TASK REQUIREMENTS:
Below are the records; copy out every line that holds the word "content".

DATA SECTION:
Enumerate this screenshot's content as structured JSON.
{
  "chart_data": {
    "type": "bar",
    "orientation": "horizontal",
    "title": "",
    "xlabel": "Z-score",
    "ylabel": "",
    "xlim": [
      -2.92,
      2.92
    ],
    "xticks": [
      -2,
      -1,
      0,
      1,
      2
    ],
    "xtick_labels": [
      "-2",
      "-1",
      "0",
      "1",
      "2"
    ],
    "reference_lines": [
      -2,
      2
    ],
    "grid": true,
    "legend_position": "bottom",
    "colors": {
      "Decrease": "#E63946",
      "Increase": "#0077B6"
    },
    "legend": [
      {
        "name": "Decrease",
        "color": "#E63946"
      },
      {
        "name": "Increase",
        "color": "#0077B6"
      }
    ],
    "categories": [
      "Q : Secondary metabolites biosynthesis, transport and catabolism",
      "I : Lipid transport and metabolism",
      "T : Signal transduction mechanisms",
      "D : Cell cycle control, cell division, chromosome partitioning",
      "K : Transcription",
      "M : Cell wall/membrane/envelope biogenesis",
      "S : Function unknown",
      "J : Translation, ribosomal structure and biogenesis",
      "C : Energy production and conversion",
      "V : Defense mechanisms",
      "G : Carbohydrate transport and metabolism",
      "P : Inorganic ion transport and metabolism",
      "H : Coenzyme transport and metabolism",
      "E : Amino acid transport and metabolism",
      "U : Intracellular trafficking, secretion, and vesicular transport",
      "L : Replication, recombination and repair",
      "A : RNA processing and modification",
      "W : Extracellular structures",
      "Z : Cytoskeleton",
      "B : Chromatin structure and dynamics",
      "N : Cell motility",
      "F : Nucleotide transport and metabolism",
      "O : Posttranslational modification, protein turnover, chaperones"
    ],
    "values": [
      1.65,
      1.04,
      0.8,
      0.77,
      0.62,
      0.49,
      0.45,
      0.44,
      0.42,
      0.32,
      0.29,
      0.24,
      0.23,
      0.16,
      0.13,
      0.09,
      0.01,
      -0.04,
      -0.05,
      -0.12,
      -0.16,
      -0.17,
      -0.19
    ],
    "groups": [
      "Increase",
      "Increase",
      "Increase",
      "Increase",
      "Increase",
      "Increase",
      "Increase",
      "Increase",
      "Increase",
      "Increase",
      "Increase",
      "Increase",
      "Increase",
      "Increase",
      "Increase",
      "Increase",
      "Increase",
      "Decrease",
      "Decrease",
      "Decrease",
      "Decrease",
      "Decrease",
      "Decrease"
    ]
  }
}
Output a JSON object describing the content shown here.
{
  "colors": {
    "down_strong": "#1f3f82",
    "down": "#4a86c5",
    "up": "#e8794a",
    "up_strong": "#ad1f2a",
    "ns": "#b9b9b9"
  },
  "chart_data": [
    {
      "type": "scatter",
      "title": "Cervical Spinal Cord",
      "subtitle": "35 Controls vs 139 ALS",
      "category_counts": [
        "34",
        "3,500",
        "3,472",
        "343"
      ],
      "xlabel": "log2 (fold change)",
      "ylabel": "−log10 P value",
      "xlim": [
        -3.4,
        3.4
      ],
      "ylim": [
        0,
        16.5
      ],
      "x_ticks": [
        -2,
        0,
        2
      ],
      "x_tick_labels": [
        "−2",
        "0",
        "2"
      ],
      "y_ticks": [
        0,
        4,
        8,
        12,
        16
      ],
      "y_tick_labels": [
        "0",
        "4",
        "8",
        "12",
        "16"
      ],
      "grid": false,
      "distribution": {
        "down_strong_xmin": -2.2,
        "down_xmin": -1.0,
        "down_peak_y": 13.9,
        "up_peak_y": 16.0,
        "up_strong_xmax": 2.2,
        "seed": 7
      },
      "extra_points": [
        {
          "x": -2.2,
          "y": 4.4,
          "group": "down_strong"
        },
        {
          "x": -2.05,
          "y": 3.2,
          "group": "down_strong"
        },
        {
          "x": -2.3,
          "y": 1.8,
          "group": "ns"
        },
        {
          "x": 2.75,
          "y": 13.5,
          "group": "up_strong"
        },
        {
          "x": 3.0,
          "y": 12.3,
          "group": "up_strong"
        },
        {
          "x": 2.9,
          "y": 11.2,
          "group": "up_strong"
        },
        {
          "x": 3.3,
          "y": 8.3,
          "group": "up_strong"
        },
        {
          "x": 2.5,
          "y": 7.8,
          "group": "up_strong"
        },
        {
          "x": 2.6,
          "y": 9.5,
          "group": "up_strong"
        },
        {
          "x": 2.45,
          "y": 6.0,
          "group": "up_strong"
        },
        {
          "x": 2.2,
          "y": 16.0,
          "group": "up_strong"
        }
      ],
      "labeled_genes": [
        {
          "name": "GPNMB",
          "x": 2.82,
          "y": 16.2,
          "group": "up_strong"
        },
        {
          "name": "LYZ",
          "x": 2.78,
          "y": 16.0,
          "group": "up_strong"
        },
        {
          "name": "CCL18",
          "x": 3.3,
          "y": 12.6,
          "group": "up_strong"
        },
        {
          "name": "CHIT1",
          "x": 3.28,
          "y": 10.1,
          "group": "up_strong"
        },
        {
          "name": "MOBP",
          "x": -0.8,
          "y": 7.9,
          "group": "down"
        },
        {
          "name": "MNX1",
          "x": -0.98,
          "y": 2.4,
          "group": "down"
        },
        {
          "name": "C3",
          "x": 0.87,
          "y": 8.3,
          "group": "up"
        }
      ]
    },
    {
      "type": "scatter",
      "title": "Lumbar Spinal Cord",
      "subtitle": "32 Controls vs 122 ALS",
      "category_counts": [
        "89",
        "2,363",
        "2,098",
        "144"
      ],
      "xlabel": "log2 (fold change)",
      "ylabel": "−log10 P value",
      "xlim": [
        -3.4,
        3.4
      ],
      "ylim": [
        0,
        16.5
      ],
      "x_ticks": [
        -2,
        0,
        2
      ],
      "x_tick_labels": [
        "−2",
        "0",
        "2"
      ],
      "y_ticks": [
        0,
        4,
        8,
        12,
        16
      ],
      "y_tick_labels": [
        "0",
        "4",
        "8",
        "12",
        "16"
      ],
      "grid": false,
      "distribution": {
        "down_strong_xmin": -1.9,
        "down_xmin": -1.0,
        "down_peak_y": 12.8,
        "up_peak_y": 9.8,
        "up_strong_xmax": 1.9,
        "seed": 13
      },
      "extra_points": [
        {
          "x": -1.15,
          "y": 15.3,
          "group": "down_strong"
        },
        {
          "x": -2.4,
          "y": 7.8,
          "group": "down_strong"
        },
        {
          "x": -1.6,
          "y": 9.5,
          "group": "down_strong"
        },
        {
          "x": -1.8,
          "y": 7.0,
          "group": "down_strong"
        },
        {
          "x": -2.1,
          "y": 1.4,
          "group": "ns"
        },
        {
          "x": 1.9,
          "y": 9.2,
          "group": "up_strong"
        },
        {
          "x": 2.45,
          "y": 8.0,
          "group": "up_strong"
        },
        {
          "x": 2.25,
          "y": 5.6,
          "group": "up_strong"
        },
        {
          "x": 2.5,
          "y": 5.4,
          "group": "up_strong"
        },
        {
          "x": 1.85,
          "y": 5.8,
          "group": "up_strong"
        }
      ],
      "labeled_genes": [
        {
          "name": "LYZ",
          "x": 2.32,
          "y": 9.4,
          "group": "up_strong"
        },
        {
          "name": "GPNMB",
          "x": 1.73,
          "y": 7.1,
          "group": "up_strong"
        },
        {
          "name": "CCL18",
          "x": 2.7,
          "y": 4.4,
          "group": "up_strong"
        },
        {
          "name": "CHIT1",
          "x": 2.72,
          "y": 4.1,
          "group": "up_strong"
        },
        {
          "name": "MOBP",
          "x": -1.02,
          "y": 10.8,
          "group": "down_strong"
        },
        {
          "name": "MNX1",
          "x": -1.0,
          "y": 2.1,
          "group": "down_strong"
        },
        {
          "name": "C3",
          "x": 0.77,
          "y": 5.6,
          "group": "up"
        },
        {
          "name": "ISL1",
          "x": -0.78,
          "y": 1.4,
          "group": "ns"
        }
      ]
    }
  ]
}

RESPONSE BELOW:
Enumerate this screenshot's content as structured JSON.
Output a JSON object describing the content shown here.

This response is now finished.